• WHAT NEEDS TO BE DONE
Would you copy out the whole listing exactly as given?

Collected data entries:
******

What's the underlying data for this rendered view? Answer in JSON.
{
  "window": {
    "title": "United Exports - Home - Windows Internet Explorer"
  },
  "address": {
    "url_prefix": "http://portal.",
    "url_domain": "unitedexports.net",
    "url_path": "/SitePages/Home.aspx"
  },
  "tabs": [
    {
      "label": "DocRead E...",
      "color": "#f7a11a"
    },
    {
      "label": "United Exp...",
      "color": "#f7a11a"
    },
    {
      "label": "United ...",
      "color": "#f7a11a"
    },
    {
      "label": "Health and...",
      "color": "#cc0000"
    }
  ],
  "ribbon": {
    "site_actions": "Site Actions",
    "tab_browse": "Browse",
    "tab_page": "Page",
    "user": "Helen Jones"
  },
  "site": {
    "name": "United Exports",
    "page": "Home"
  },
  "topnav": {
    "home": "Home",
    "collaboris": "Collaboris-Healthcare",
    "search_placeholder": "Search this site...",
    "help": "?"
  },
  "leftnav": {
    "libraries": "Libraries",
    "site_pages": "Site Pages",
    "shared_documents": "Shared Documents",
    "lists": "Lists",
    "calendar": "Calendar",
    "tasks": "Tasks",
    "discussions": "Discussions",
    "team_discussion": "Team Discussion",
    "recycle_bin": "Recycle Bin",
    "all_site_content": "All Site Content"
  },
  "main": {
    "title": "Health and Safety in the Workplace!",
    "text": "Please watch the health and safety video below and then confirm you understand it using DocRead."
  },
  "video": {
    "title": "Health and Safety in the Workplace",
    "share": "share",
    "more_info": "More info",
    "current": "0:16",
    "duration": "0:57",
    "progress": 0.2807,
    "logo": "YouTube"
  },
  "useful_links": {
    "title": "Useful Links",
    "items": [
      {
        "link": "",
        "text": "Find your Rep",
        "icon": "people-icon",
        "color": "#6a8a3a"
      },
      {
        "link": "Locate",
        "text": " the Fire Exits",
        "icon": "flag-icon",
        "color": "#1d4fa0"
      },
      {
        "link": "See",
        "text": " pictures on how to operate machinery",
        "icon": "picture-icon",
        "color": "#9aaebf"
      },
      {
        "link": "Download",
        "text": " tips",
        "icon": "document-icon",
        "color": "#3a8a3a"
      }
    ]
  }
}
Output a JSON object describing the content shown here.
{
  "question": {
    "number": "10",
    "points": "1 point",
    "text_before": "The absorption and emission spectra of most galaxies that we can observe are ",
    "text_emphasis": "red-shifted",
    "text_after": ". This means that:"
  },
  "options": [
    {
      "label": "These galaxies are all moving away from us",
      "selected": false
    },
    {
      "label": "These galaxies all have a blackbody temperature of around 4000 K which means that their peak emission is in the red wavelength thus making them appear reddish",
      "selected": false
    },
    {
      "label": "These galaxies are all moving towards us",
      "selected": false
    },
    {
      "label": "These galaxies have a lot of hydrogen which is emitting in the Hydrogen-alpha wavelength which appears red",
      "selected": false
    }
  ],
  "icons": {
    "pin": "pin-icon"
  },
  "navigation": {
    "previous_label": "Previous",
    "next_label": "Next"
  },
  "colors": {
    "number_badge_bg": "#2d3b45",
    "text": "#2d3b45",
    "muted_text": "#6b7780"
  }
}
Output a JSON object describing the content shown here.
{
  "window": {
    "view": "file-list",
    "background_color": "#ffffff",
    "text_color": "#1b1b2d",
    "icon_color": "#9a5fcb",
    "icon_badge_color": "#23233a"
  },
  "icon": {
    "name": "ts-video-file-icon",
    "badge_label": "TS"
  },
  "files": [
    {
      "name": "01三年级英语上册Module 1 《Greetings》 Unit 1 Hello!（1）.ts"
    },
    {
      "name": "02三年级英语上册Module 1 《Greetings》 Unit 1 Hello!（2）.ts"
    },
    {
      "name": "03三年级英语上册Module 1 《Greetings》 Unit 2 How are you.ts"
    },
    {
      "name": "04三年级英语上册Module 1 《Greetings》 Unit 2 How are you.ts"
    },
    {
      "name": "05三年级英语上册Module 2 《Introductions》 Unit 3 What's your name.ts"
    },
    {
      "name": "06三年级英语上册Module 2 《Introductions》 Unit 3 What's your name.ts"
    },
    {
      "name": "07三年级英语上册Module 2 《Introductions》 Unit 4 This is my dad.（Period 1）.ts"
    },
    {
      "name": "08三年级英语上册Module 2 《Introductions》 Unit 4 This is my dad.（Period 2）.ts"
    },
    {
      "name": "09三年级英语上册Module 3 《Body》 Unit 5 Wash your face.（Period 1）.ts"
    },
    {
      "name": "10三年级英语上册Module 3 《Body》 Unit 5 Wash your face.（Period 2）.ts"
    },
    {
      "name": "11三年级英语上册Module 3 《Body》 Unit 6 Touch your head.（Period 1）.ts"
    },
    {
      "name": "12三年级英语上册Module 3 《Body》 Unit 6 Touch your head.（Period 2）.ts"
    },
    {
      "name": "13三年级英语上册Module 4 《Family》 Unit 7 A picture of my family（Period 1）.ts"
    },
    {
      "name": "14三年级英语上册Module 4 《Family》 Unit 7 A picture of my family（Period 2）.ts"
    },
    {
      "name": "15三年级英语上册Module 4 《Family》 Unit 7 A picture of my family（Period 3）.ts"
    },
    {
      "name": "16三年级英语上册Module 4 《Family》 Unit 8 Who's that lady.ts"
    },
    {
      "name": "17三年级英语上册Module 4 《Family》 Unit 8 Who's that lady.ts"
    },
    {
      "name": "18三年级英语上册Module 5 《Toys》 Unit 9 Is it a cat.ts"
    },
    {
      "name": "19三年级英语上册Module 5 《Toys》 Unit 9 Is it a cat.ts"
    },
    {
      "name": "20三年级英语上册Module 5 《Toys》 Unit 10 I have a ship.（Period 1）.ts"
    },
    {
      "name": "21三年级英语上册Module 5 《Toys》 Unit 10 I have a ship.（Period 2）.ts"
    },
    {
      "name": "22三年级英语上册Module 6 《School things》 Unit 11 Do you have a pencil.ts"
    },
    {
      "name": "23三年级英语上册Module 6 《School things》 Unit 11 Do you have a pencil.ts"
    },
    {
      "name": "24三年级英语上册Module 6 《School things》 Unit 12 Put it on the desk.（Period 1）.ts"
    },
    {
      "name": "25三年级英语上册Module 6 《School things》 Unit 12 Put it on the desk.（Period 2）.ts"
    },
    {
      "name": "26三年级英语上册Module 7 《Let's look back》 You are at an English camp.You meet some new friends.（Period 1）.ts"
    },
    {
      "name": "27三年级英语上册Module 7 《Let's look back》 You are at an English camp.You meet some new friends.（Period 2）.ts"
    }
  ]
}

******

• WRITTEN REPLY
What's the underlying data for this rendered view? Answer in JSON.
{
  "window": {
    "title": "United Exports - Home - Windows Internet Explorer"
  },
  "address": {
    "url_prefix": "http://portal.",
    "url_domain": "unitedexports.net",
    "url_path": "/SitePages/Home.aspx"
  },
  "tabs": [
    {
      "label": "DocRead E...",
      "color": "#f7a11a"
    },
    {
      "label": "United Exp...",
      "color": "#f7a11a"
    },
    {
      "label": "United ...",
      "color": "#f7a11a"
    },
    {
      "label": "Health and...",
      "color": "#cc0000"
    }
  ],
  "ribbon": {
    "site_actions": "Site Actions",
    "tab_browse": "Browse",
    "tab_page": "Page",
    "user": "Helen Jones"
  },
  "site": {
    "name": "United Exports",
    "page": "Home"
  },
  "topnav": {
    "home": "Home",
    "collaboris": "Collaboris-Healthcare",
    "search_placeholder": "Search this site...",
    "help": "?"
  },
  "leftnav": {
    "libraries": "Libraries",
    "site_pages": "Site Pages",
    "shared_documents": "Shared Documents",
    "lists": "Lists",
    "calendar": "Calendar",
    "tasks": "Tasks",
    "discussions": "Discussions",
    "team_discussion": "Team Discussion",
    "recycle_bin": "Recycle Bin",
    "all_site_content": "All Site Content"
  },
  "main": {
    "title": "Health and Safety in the Workplace!",
    "text": "Please watch the health and safety video below and then confirm you understand it using DocRead."
  },
  "video": {
    "title": "Health and Safety in the Workplace",
    "share": "share",
    "more_info": "More info",
    "current": "0:16",
    "duration": "0:57",
    "progress": 0.2807,
    "logo": "YouTube"
  },
  "useful_links": {
    "title": "Useful Links",
    "items": [
      {
        "link": "",
        "text": "Find your Rep",
        "icon": "people-icon",
        "color": "#6a8a3a"
      },
      {
        "link": "Locate",
        "text": " the Fire Exits",
        "icon": "flag-icon",
        "color": "#1d4fa0"
      },
      {
        "link": "See",
        "text": " pictures on how to operate machinery",
        "icon": "picture-icon",
        "color": "#9aaebf"
      },
      {
        "link": "Download",
        "text": " tips",
        "icon": "document-icon",
        "color": "#3a8a3a"
      }
    ]
  }
}
Output a JSON object describing the content shown here.
{
  "question": {
    "number": "10",
    "points": "1 point",
    "text_before": "The absorption and emission spectra of most galaxies that we can observe are ",
    "text_emphasis": "red-shifted",
    "text_after": ". This means that:"
  },
  "options": [
    {
      "label": "These galaxies are all moving away from us",
      "selected": false
    },
    {
      "label": "These galaxies all have a blackbody temperature of around 4000 K which means that their peak emission is in the red wavelength thus making them appear reddish",
      "selected": false
    },
    {
      "label": "These galaxies are all moving towards us",
      "selected": false
    },
    {
      "label": "These galaxies have a lot of hydrogen which is emitting in the Hydrogen-alpha wavelength which appears red",
      "selected": false
    }
  ],
  "icons": {
    "pin": "pin-icon"
  },
  "navigation": {
    "previous_label": "Previous",
    "next_label": "Next"
  },
  "colors": {
    "number_badge_bg": "#2d3b45",
    "text": "#2d3b45",
    "muted_text": "#6b7780"
  }
}
Output a JSON object describing the content shown here.
{
  "window": {
    "view": "file-list",
    "background_color": "#ffffff",
    "text_color": "#1b1b2d",
    "icon_color": "#9a5fcb",
    "icon_badge_color": "#23233a"
  },
  "icon": {
    "name": "ts-video-file-icon",
    "badge_label": "TS"
  },
  "files": [
    {
      "name": "01三年级英语上册Module 1 《Greetings》 Unit 1 Hello!（1）.ts"
    },
    {
      "name": "02三年级英语上册Module 1 《Greetings》 Unit 1 Hello!（2）.ts"
    },
    {
      "name": "03三年级英语上册Module 1 《Greetings》 Unit 2 How are you.ts"
    },
    {
      "name": "04三年级英语上册Module 1 《Greetings》 Unit 2 How are you.ts"
    },
    {
      "name": "05三年级英语上册Module 2 《Introductions》 Unit 3 What's your name.ts"
    },
    {
      "name": "06三年级英语上册Module 2 《Introductions》 Unit 3 What's your name.ts"
    },
    {
      "name": "07三年级英语上册Module 2 《Introductions》 Unit 4 This is my dad.（Period 1）.ts"
    },
    {
      "name": "08三年级英语上册Module 2 《Introductions》 Unit 4 This is my dad.（Period 2）.ts"
    },
    {
      "name": "09三年级英语上册Module 3 《Body》 Unit 5 Wash your face.（Period 1）.ts"
    },
    {
      "name": "10三年级英语上册Module 3 《Body》 Unit 5 Wash your face.（Period 2）.ts"
    },
    {
      "name": "11三年级英语上册Module 3 《Body》 Unit 6 Touch your head.（Period 1）.ts"
    },
    {
      "name": "12三年级英语上册Module 3 《Body》 Unit 6 Touch your head.（Period 2）.ts"
    },
    {
      "name": "13三年级英语上册Module 4 《Family》 Unit 7 A picture of my family（Period 1）.ts"
    },
    {
      "name": "14三年级英语上册Module 4 《Family》 Unit 7 A picture of my family（Period 2）.ts"
    },
    {
      "name": "15三年级英语上册Module 4 《Family》 Unit 7 A picture of my family（Period 3）.ts"
    },
    {
      "name": "16三年级英语上册Module 4 《Family》 Unit 8 Who's that lady.ts"
    },
    {
      "name": "17三年级英语上册Module 4 《Family》 Unit 8 Who's that lady.ts"
    },
    {
      "name": "18三年级英语上册Module 5 《Toys》 Unit 9 Is it a cat.ts"
    },
    {
      "name": "19三年级英语上册Module 5 《Toys》 Unit 9 Is it a cat.ts"
    },
    {
      "name": "20三年级英语上册Module 5 《Toys》 Unit 10 I have a ship.（Period 1）.ts"
    },
    {
      "name": "21三年级英语上册Module 5 《Toys》 Unit 10 I have a ship.（Period 2）.ts"
    },
    {
      "name": "22三年级英语上册Module 6 《School things》 Unit 11 Do you have a pencil.ts"
    },
    {
      "name": "23三年级英语上册Module 6 《School things》 Unit 11 Do you have a pencil.ts"
    },
    {
      "name": "24三年级英语上册Module 6 《School things》 Unit 12 Put it on the desk.（Period 1）.ts"
    },
    {
      "name": "25三年级英语上册Module 6 《School things》 Unit 12 Put it on the desk.（Period 2）.ts"
    },
    {
      "name": "26三年级英语上册Module 7 《Let's look back》 You are at an English camp.You meet some new friends.（Period 1）.ts"
    },
    {
      "name": "27三年级英语上册Module 7 《Let's look back》 You are at an English camp.You meet some new friends.（Period 2）.ts"
    }
  ]
}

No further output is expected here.